Dataset items:
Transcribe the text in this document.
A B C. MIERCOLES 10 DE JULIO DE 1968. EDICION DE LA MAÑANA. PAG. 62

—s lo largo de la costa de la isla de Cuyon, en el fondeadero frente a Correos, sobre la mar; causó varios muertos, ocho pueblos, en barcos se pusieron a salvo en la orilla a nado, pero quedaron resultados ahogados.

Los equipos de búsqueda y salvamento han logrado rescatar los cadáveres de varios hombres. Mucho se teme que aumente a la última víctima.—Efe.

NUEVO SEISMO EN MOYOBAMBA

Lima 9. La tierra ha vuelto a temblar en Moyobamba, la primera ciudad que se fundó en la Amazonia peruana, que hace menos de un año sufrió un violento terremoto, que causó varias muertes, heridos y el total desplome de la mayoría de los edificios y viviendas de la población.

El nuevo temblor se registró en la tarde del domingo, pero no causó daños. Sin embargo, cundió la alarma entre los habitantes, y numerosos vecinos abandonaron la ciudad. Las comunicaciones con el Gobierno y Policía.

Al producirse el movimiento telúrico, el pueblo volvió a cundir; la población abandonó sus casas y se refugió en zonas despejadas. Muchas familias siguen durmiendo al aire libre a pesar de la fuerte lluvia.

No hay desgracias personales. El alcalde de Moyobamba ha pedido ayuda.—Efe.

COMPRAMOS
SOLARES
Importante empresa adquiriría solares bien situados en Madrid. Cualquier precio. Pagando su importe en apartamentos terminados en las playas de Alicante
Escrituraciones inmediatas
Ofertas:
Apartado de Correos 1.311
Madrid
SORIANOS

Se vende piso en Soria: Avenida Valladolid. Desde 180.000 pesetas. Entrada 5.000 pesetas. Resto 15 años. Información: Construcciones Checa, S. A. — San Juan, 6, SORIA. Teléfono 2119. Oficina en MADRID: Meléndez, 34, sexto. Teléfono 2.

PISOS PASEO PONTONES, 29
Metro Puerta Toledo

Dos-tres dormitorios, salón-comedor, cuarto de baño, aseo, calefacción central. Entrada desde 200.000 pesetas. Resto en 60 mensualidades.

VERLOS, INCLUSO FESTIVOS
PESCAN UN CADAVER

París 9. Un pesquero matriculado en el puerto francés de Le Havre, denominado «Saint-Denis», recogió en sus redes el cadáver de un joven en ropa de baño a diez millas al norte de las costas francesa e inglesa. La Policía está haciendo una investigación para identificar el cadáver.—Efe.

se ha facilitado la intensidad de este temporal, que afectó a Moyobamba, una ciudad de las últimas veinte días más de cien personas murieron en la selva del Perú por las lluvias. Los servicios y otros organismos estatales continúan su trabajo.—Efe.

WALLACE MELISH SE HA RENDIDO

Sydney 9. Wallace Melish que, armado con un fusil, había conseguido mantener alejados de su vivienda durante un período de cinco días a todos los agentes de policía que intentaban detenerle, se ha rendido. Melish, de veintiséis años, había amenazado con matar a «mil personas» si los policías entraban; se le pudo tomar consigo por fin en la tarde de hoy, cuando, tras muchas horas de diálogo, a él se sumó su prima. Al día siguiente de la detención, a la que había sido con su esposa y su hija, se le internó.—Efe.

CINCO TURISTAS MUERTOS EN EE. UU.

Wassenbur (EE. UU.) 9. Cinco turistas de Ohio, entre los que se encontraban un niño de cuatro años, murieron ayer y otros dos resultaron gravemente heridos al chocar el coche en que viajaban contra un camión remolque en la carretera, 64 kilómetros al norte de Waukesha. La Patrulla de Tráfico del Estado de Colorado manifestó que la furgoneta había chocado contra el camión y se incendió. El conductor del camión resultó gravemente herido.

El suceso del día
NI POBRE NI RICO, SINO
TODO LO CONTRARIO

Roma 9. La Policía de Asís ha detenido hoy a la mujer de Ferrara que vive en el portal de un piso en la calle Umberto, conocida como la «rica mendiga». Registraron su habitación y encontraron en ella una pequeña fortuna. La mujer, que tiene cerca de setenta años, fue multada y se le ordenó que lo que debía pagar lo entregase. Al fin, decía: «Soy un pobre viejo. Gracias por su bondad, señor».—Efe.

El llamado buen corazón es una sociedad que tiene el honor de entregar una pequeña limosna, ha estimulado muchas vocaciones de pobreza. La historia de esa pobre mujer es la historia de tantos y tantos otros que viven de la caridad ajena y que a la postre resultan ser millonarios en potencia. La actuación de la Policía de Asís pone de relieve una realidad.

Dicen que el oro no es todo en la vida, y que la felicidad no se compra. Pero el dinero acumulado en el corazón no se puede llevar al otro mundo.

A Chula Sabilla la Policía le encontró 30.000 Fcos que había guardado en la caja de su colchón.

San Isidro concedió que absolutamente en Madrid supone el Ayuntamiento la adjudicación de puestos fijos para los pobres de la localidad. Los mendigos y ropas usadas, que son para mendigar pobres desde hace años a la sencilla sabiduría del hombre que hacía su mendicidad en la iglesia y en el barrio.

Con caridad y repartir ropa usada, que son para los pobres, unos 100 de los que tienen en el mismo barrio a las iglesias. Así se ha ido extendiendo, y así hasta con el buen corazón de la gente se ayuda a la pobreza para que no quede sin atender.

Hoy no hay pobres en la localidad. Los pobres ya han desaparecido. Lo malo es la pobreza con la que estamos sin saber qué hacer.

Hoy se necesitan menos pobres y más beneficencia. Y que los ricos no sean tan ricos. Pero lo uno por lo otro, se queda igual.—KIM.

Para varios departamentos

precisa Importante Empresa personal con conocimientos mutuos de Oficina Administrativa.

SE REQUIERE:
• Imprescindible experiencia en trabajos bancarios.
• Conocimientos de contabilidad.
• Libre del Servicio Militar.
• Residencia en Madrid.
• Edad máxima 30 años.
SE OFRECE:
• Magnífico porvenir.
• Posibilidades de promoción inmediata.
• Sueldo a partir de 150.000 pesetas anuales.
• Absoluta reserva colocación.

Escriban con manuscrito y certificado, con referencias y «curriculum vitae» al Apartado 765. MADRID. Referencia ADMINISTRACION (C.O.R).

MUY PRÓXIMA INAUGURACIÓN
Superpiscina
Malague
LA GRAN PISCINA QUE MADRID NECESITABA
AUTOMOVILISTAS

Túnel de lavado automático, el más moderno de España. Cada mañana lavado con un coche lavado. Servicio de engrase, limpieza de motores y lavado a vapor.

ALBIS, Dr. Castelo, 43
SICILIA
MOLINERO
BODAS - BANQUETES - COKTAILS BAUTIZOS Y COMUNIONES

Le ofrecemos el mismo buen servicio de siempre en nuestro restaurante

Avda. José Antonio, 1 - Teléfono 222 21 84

* WHAT YOU SHOULD DO:
Check each line of the records for "tarde" and copy the ones that contain it.

* PROBLEM SOLUTION:
El nuevo temblor se registró en la tarde del domingo, pero no causó daños. Sin embargo, cundió la alarma entre los habitantes, y numerosos vecinos abandonaron la ciudad. Las comunicaciones con el Gobierno y Policía.
Sydney 9. Wallace Melish que, armado con un fusil, había conseguido mantener alejados de su vivienda durante un período de cinco días a todos los agentes de policía que intentaban detenerle, se ha rendido. Melish, de veintiséis años, había amenazado con matar a «mil personas» si los policías entraban; se le pudo tomar consigo por fin en la tarde de hoy, cuando, tras muchas horas de diálogo, a él se sumó su prima. Al día siguiente de la detención, a la que había sido con su esposa y su hija, se le internó.—Efe.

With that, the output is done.